你的目標:
續寫這篇講逆元和線段樹兩種解法的文本,從它最後一句之後接著寫下去。

文本節選:
傳送門
兩種方法:
1:逆元:
必須用逆元解決除回去不是原數字的尷尬局面。
eg:
如果0.5/3=x那麼x*3還等於0.5嗎?
顯然不能,那麼逆元就好了
代碼:
#include<iostream>
#include <cstdio>
#include <cmath>
#include <cstring>
#include <string>
#include <cmath>
#include <stack>
#include <queue>
#include <vector>
#include <set>
#include <map>
#include <functional>
#include <ctime>
#include <iomanip>
#include <sstream>
#include <algorithm>
#define ll long long
#define mes(x,y) memset(x,y,sizeof(x))
#define FAST_IO ios::sync_with_stdio(false);cin.tie(0);cout.tie(0)
using namespace std;
ll GCD(ll a, ll b) {//最大公約數
return b == 0 ? a : GCD(b, a % b);
}
ll Power(ll a, ll b, ll p) { //計算(a^b)%p;
ll ans = 1;
while (b) {
if (b & 1) //等價於b%2,判斷b的奇偶性
ans = ans * a % p; //如果爲奇數,證明該位爲1,需要乘上a
a = a * a % p; //計算a^(2^i)
b >>= 1; //等價於b/=2;
}
return ans;
}
bool isprime(int num)
{
if (num == 2 || num == 3)
return true;
if (num % 6 != 1 && num % 6 != 5)
return false;
int t = sqrt((double)num);
for (int i = 5; i <= t; i += 6)
{
if (num % i == 0 || num % (i + 2) == 0)
return false;
}
return true;
}
const ll mod = 998244353;
const ll maxn = 1e9 + 10;
ll a[2000300];
int main() {
ll n, m, i, j, k;
string s;
while (cin >> n >> m) {
ll sum = 1;
ll maxv = 0;
mes(a, 0);
for (i = 0, j = 0; i < n; i++) {
cin >> a[i];
if (a[i] == 0)j = 0, sum = 1;
else {
sum = sum * a[i] % mod;
j++;
if (j >= m) {
//cout << i << ":" <<(ll)sum<<" "<< ((ll)sum % mod) << endl << endl;
maxv = max(maxv, sum);
sum = sum * Power(a[i - m + 1], mod - 2, mod) % mod;
}
}
}
cout << maxv << endl;
}
}
2:線段樹:
這個採用了取巧的方法,不用除,只需找到那一段的乘積即可。

儲存資料:
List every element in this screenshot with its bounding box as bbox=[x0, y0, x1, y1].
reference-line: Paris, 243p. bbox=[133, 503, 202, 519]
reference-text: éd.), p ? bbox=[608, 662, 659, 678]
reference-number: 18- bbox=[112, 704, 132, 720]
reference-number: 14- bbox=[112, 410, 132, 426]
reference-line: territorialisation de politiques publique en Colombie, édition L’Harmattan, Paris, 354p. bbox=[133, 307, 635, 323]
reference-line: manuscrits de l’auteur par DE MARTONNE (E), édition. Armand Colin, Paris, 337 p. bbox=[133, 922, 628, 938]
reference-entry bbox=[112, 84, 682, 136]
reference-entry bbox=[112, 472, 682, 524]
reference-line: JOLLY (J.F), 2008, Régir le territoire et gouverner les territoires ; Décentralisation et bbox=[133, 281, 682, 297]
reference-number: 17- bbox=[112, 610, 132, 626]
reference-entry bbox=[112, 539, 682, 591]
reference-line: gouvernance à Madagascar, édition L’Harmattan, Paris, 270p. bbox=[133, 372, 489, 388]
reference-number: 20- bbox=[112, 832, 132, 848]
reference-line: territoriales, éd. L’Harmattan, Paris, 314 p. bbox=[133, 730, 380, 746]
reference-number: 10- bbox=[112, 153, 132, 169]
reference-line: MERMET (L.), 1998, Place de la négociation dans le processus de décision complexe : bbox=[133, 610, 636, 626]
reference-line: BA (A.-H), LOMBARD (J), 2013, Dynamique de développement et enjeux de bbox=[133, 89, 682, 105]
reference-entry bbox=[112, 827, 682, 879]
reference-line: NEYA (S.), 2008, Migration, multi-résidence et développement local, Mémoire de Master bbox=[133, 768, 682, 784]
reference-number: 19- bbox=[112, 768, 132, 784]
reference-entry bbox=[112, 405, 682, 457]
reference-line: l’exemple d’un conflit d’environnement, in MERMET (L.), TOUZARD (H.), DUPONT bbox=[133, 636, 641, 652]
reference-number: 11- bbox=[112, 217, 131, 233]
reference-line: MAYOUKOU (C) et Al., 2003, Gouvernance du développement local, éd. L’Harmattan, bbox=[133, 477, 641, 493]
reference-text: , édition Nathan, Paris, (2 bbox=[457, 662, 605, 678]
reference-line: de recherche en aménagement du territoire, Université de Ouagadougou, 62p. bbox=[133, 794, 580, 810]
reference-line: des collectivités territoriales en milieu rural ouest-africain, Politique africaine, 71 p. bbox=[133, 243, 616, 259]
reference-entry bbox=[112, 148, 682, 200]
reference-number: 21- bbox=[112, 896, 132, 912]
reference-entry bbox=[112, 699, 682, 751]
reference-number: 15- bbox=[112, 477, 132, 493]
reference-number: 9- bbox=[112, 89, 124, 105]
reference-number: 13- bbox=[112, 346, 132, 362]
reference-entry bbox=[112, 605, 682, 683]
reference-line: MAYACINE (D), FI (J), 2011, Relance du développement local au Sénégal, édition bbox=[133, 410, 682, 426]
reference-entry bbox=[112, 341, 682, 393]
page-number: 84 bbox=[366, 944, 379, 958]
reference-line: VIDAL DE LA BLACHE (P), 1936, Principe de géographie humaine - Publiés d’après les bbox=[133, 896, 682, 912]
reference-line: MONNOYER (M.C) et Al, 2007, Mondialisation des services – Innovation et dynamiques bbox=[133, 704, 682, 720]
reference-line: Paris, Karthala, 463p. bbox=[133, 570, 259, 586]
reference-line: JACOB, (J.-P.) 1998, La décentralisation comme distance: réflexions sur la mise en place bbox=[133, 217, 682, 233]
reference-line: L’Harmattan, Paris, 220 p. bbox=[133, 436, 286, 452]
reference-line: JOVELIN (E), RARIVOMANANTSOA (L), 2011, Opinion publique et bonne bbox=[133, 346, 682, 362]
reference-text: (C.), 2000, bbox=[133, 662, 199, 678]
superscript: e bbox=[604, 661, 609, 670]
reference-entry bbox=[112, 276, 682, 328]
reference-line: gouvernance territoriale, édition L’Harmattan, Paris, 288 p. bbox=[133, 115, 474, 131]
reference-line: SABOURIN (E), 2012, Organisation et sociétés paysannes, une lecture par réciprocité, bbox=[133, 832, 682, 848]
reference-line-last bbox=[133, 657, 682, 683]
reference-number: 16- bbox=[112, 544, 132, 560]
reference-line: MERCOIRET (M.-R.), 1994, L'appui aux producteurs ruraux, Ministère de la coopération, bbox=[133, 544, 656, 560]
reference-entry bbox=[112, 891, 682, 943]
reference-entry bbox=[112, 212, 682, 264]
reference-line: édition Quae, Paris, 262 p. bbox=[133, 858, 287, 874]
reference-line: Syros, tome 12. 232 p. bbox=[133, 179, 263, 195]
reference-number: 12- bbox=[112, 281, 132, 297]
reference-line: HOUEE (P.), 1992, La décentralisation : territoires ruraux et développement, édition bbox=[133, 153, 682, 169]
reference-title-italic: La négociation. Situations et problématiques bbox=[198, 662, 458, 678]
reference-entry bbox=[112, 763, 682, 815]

書面回答:
代碼:
#include<iostream>
#include <cstdio>
#include <cmath>
#include <cstring>
#include <string>
#include <cmath>
#include <stack>
#include <queue>
#include <vector>
#include <set>
#include <map>
#include <functional>
#include <ctime>
#include <iomanip>
#include <sstream>
#include <algorithm>
#define ll long long
#define mes(x,y) memset(x,y,sizeof(x))
#define FAST_IO ios::sync_with_stdio(false);cin.tie(0);cout.tie(0)
using namespace std;
ll GCD(ll a, ll b) {//最大公約數
return b == 0 ? a : GCD(b, a % b);
}
ll Power(ll a, ll b, ll p) { //計算(a^b)%p;
ll ans = 1;
while (b) {
if (b & 1) //等價於b%2,判斷b的奇偶性
ans = ans * a % p; //如果爲奇數,證明該位爲1,需要乘上a
a = a * a % p; //計算a^(2^i)
b >>= 1; //等價於b/=2;
}
return ans;
}
bool isprime(int num)
{
if (num == 2 || num == 3)
return true;
if (num % 6 != 1 && num % 6 != 5)
return false;
int t = sqrt((double)num);
for (int i = 5; i <= t; i += 6)
{
if (num % i == 0 || num % (i + 2) == 0)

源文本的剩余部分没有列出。